■ **GOAL**
Any pictures in the records below should be skipped; write out everything else exactly.

■ **RECORDS FOR THIS TASK**

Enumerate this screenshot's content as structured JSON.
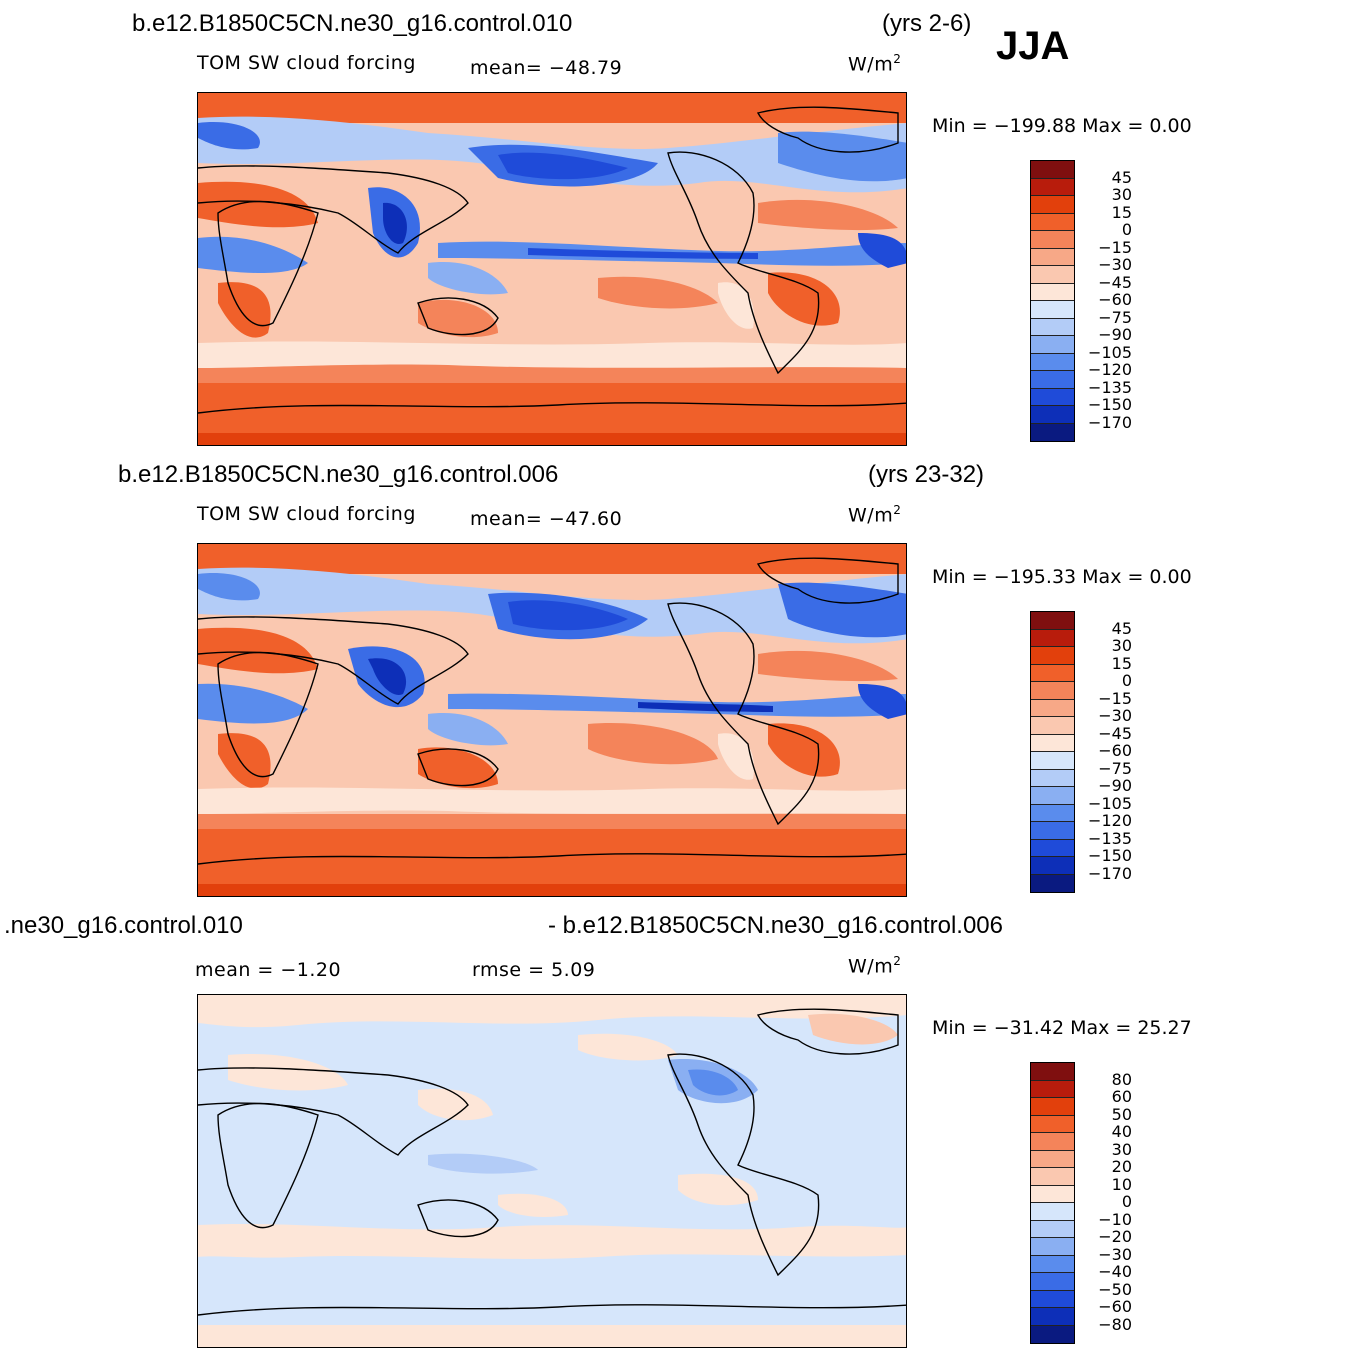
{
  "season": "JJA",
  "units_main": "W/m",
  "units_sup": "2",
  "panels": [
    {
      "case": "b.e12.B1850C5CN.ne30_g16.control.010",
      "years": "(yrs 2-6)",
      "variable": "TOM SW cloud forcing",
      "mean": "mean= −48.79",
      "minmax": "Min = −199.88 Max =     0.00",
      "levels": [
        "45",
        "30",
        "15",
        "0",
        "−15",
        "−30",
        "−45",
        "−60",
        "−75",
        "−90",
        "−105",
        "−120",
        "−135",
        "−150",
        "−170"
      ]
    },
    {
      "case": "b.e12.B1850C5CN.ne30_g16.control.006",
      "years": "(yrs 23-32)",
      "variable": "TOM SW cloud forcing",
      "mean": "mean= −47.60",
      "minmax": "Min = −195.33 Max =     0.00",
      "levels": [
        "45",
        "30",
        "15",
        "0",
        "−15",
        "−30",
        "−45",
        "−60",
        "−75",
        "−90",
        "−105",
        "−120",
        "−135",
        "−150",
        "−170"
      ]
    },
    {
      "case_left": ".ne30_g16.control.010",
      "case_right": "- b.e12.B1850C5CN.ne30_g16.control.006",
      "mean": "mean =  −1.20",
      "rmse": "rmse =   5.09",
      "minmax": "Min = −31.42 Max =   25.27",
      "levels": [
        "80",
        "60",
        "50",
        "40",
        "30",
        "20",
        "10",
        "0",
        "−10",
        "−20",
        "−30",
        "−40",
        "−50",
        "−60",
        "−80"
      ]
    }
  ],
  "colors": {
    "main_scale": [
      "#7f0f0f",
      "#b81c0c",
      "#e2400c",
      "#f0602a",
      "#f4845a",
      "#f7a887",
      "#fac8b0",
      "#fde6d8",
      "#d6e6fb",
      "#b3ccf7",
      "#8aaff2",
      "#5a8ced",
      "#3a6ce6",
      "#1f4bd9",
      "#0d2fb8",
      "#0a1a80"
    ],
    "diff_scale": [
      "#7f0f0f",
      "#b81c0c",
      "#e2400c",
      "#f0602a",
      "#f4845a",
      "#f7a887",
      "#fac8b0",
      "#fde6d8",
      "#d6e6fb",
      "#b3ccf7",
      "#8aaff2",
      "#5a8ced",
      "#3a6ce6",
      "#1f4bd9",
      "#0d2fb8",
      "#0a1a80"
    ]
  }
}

■ **SOLUTION TO THE PROBLEM**
Enumerate this screenshot's content as structured JSON.
{
  "season": "JJA",
  "units_main": "W/m",
  "units_sup": "2",
  "panels": [
    {
      "case": "b.e12.B1850C5CN.ne30_g16.control.010",
      "years": "(yrs 2-6)",
      "variable": "TOM SW cloud forcing",
      "mean": "mean= −48.79",
      "minmax": "Min = −199.88 Max =     0.00",
      "levels": [
        "45",
        "30",
        "15",
        "0",
        "−15",
        "−30",
        "−45",
        "−60",
        "−75",
        "−90",
        "−105",
        "−120",
        "−135",
        "−150",
        "−170"
      ]
    },
    {
      "case": "b.e12.B1850C5CN.ne30_g16.control.006",
      "years": "(yrs 23-32)",
      "variable": "TOM SW cloud forcing",
      "mean": "mean= −47.60",
      "minmax": "Min = −195.33 Max =     0.00",
      "levels": [
        "45",
        "30",
        "15",
        "0",
        "−15",
        "−30",
        "−45",
        "−60",
        "−75",
        "−90",
        "−105",
        "−120",
        "−135",
        "−150",
        "−170"
      ]
    },
    {
      "case_left": ".ne30_g16.control.010",
      "case_right": "- b.e12.B1850C5CN.ne30_g16.control.006",
      "mean": "mean =  −1.20",
      "rmse": "rmse =   5.09",
      "minmax": "Min = −31.42 Max =   25.27",
      "levels": [
        "80",
        "60",
        "50",
        "40",
        "30",
        "20",
        "10",
        "0",
        "−10",
        "−20",
        "−30",
        "−40",
        "−50",
        "−60",
        "−80"
      ]
    }
  ],
  "colors": {
    "main_scale": [
      "#7f0f0f",
      "#b81c0c",
      "#e2400c",
      "#f0602a",
      "#f4845a",
      "#f7a887",
      "#fac8b0",
      "#fde6d8",
      "#d6e6fb",
      "#b3ccf7",
      "#8aaff2",
      "#5a8ced",
      "#3a6ce6",
      "#1f4bd9",
      "#0d2fb8",
      "#0a1a80"
    ],
    "diff_scale": [
      "#7f0f0f",
      "#b81c0c",
      "#e2400c",
      "#f0602a",
      "#f4845a",
      "#f7a887",
      "#fac8b0",
      "#fde6d8",
      "#d6e6fb",
      "#b3ccf7",
      "#8aaff2",
      "#5a8ced",
      "#3a6ce6",
      "#1f4bd9",
      "#0d2fb8",
      "#0a1a80"
    ]
  }
}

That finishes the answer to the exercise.